Reproduce, word for word, the lines starting at the one that contains "Extract all elements" and ending at the one that contains "paragraph-line: garden , that". Leave the pictures out of your output.

Stored data entries:
■ ■ ■ ■ ■
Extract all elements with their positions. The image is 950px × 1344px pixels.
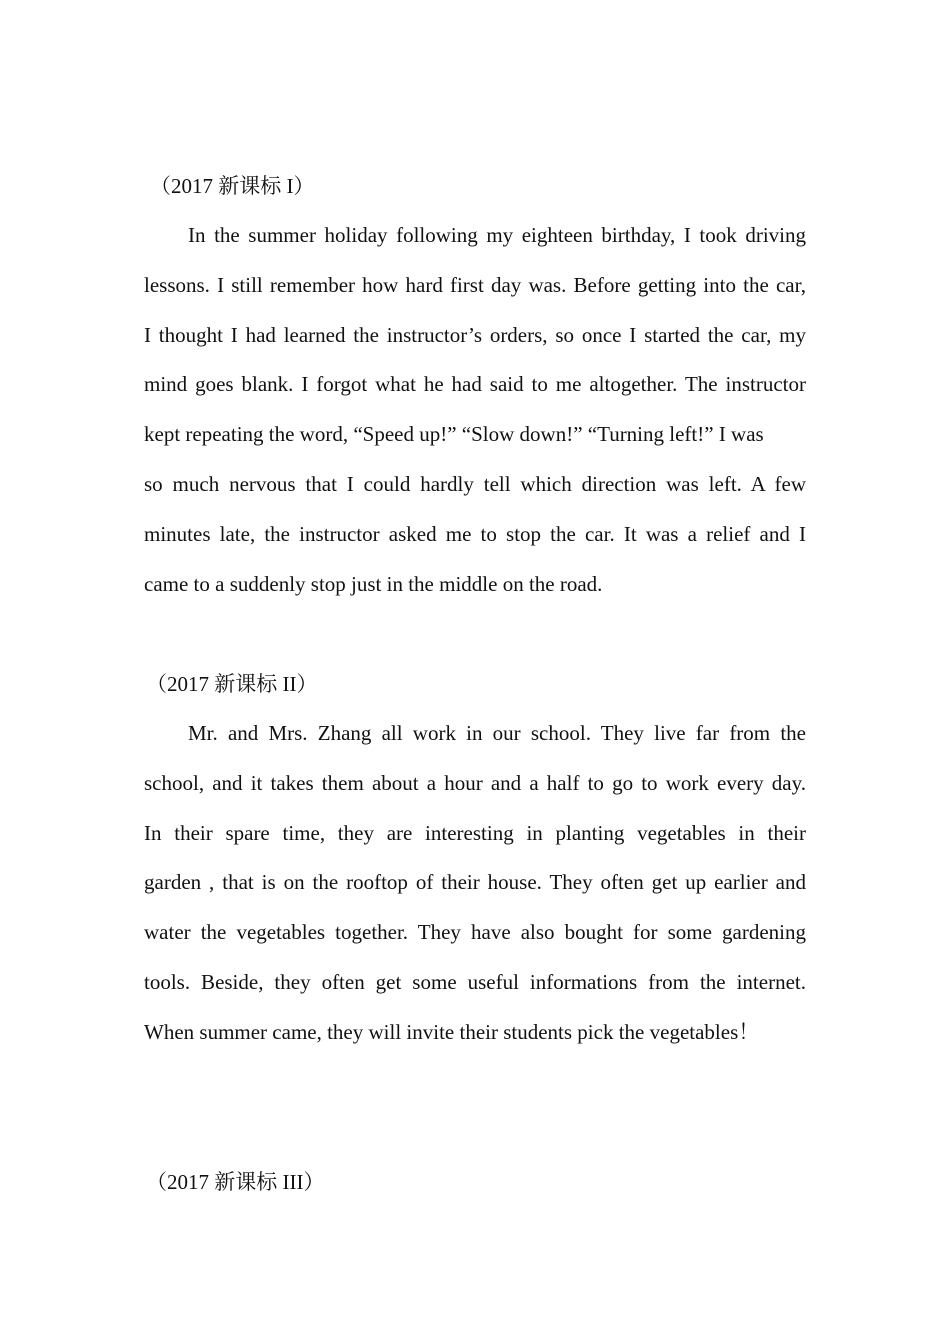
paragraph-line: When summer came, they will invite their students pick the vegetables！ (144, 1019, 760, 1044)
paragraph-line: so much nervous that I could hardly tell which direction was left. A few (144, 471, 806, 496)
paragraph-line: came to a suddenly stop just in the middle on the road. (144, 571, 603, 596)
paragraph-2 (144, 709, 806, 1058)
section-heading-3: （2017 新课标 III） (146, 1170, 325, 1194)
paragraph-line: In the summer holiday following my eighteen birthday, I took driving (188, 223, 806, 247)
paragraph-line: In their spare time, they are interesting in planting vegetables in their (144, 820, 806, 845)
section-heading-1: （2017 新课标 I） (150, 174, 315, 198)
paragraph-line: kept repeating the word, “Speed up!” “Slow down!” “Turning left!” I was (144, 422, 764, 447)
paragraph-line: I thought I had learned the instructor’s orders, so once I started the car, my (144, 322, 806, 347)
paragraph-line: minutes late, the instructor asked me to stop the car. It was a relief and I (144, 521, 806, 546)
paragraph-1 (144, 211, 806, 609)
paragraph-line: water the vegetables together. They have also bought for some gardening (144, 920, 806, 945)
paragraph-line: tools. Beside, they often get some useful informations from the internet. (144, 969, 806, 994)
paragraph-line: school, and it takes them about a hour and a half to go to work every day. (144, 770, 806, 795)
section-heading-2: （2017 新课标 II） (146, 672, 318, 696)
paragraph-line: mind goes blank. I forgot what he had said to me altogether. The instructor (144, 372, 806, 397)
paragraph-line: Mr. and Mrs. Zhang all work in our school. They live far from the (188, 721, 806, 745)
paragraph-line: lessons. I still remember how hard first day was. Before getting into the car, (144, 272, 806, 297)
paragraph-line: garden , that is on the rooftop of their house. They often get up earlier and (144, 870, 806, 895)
■ ■ ■ ■ ■
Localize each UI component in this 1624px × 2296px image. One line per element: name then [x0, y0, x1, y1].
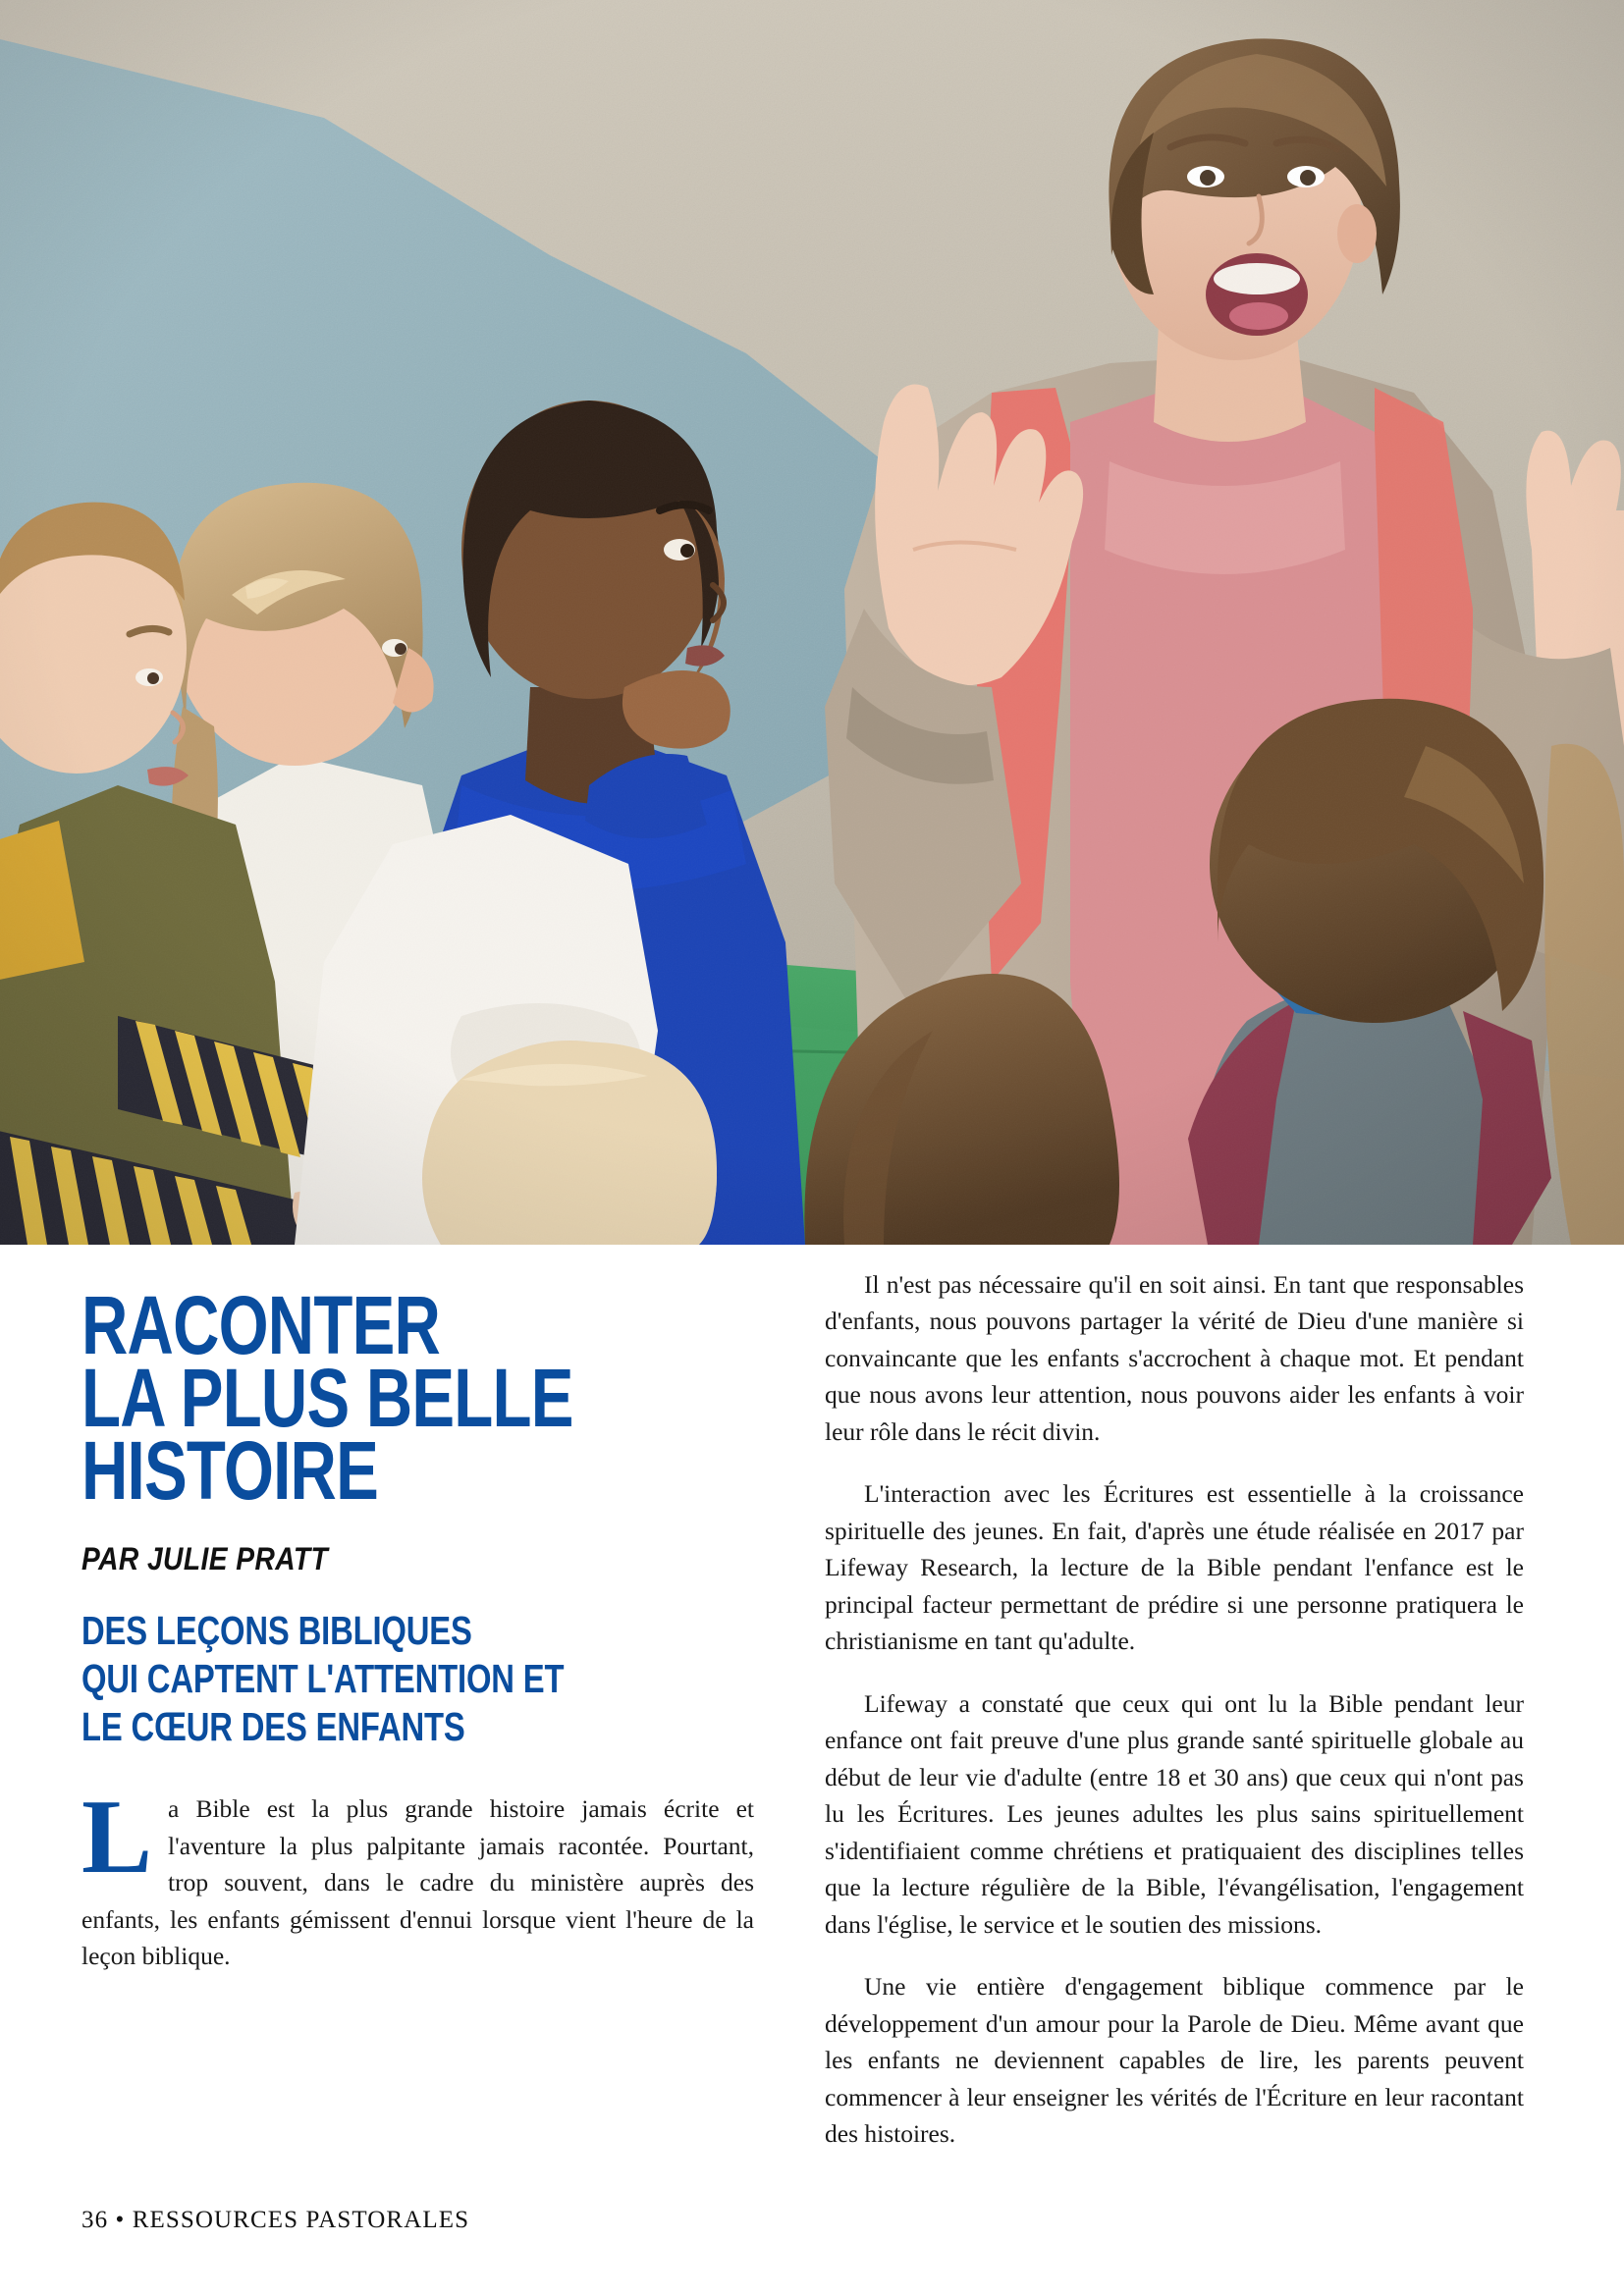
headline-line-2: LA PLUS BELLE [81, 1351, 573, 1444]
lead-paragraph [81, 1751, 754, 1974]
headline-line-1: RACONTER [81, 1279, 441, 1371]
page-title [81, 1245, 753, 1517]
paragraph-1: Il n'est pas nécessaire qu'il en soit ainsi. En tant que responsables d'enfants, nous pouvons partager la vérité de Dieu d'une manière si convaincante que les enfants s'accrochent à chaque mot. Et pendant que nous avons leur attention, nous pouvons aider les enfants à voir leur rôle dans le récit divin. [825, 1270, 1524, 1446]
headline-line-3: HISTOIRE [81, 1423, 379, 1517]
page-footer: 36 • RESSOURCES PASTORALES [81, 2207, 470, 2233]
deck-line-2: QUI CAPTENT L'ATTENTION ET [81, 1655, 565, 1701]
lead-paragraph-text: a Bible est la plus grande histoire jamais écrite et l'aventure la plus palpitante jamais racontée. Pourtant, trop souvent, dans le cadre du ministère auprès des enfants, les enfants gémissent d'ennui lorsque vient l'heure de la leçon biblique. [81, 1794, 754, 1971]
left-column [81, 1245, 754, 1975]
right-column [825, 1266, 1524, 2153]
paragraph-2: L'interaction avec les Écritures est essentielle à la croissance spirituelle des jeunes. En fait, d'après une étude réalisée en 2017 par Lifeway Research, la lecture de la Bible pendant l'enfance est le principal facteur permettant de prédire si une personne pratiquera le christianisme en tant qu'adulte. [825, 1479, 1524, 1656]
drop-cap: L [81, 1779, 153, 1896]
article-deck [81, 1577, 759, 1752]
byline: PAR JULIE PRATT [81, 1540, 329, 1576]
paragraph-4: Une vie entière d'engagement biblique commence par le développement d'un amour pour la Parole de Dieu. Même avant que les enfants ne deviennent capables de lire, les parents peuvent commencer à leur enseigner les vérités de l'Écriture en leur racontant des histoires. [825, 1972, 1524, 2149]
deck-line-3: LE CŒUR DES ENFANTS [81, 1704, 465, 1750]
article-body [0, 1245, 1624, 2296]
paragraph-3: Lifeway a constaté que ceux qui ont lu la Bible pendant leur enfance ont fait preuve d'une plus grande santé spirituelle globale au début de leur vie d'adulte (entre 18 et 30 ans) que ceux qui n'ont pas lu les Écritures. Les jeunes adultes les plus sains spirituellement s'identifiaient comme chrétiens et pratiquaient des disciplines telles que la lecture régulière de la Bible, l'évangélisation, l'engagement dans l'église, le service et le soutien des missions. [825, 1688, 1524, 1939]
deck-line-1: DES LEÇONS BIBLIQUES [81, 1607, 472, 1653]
■ ■ ■ ■ ■
SOLVED PROBLEM:
Extract all elements with their positions. The image is 950px × 1344px pixels.
paragraph-line: When summer came, they will invite their students pick the vegetables！ (144, 1019, 760, 1044)
paragraph-line: so much nervous that I could hardly tell which direction was left. A few (144, 471, 806, 496)
paragraph-line: came to a suddenly stop just in the middle on the road. (144, 571, 603, 596)
paragraph-2 (144, 709, 806, 1058)
section-heading-3: （2017 新课标 III） (146, 1170, 325, 1194)
paragraph-line: In the summer holiday following my eighteen birthday, I took driving (188, 223, 806, 247)
paragraph-line: In their spare time, they are interesting in planting vegetables in their (144, 820, 806, 845)
section-heading-1: （2017 新课标 I） (150, 174, 315, 198)
paragraph-line: kept repeating the word, “Speed up!” “Slow down!” “Turning left!” I was (144, 422, 764, 447)
paragraph-line: I thought I had learned the instructor’s orders, so once I started the car, my (144, 322, 806, 347)
paragraph-line: minutes late, the instructor asked me to stop the car. It was a relief and I (144, 521, 806, 546)
paragraph-1 (144, 211, 806, 609)
paragraph-line: water the vegetables together. They have also bought for some gardening (144, 920, 806, 945)
paragraph-line: tools. Beside, they often get some useful informations from the internet. (144, 969, 806, 994)
paragraph-line: school, and it takes them about a hour and a half to go to work every day. (144, 770, 806, 795)
section-heading-2: （2017 新课标 II） (146, 672, 318, 696)
paragraph-line: mind goes blank. I forgot what he had said to me altogether. The instructor (144, 372, 806, 397)
paragraph-line: Mr. and Mrs. Zhang all work in our school. They live far from the (188, 721, 806, 745)
paragraph-line: lessons. I still remember how hard first day was. Before getting into the car, (144, 272, 806, 297)
paragraph-line: garden , that is on the rooftop of their house. They often get up earlier and (144, 870, 806, 895)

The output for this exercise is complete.